◆ ACTIVITY 1: Retype the passage about RTÉ, starting with "It’s easy dismiss" and going on through "television last night.".
◆ ACTIVITY 2: In the passage about RTÉ, what grade would the RTÉ nine o'clock news get you if COVID-19 were a Leaving Cert subject?

And the other ‘traditional’ media source that I’m grateful for is RTÉ and its nine o’clock news bulletin. Nobody of my age watches the news; everyone gets their news online, scrolling through it while waiting for a bus. I’m a big believer in public service broadcasting and don’t wish to be disparaging of the BBC but I’ve been surprised at how much better RTÉ’s coverage of the COVID-19 pandemic has been. From the word go, the BBC’s news bulletins focused on the economic implications of COVID-19 rather than the human cost. When Ingrid Miley was on RTÉ explaining in the clearest of terms how to apply for the government’s COVID payment, the BBC was explaining the UK government’s economic plans but with no guidance on how these funds might be accessed. If a chart is necessary on RTÉ, it is super-simple and clear, unlike the unwieldy ones the BBC go with. The BBC still shows coverage of people standing closer than two meters apart, when RTÉ wouldn’t dream of it. While the markedly different approaches the Irish and British governments took were bound to be reflected in each country’s news coverage, RTÉ’s coverage has been all about providing information, serving its viewers and explaining to people what they need to know. If COVID-19 was a Leaving Cert subject, the RTÉ nine o’clock news would get you a comfortable B1 in the Ordinary Level paper. There’s the Claire Byrne Show and PrimeTime for anyone who wants to take the Honours paper but like my Leaving Cert Maths, I’m perfectly happy with my B1 in the pass paper.
It’s easy dismiss RTÉ and your local radio station but they’re both providing essential services, whether it’s alleviating rural loneliness for an hour or two, or giving us news we can trust and depend on. Netflix, Hulu, Amazon Prime etc. are taking over the world of television but these services thrive on our isolation, and our expectation that everything should be tailored to our own preferences. In contrast, the numbers watching RTÉ are declining and the critics are increasing, but though that criticism is often well justified, there’s more than one way to do a good job. Artistic merit is important, but so too is being able to sit on a wall and talk to an eighty-year-old woman about the thing we both enjoyed on the television last night.

◆ INPUT DATA:
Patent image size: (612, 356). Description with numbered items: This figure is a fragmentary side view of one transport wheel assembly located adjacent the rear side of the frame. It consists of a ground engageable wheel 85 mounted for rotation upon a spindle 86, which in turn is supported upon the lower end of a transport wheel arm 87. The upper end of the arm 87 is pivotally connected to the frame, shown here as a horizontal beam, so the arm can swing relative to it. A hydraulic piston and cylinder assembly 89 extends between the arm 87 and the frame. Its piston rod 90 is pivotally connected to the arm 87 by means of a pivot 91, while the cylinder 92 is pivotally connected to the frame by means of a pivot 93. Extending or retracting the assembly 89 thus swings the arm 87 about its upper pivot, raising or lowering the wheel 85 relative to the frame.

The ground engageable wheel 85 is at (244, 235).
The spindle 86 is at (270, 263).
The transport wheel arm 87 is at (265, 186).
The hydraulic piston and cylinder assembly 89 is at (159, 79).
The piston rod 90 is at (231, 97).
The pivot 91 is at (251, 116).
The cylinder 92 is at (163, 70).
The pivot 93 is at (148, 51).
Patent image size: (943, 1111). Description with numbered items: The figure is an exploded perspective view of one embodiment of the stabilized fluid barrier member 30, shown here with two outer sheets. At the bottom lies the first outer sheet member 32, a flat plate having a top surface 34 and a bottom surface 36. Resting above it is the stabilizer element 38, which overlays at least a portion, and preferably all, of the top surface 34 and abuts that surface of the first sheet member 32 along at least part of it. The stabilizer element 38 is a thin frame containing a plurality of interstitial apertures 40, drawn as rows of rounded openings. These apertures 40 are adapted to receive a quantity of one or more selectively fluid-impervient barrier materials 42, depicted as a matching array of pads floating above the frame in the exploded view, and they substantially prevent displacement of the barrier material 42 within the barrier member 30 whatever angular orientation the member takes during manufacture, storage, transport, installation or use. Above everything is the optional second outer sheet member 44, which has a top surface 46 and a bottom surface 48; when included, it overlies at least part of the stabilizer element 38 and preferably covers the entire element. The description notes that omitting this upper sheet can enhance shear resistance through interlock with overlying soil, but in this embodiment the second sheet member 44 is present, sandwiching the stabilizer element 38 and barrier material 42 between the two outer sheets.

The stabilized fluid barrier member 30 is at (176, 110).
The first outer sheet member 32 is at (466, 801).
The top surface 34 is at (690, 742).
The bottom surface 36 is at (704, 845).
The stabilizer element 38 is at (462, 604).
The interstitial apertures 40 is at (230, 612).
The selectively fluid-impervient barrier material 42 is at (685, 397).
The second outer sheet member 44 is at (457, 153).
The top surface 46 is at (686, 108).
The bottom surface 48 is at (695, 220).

◆ WORKED SOLUTION 1:
It’s easy dismiss RTÉ and your local radio station but they’re both providing essential services, whether it’s alleviating rural loneliness for an hour or two, or giving us news we can trust and depend on. Netflix, Hulu, Amazon Prime etc. are taking over the world of television but these services thrive on our isolation, and our expectation that everything should be tailored to our own preferences. In contrast, the numbers watching RTÉ are declining and the critics are increasing, but though that criticism is often well justified, there’s more than one way to do a good job. Artistic merit is important, but so too is being able to sit on a wall and talk to an eighty-year-old woman about the thing we both enjoyed on the television last night.

◆ WORKED SOLUTION 2: A comfortable B1 in the Ordinary Level paper.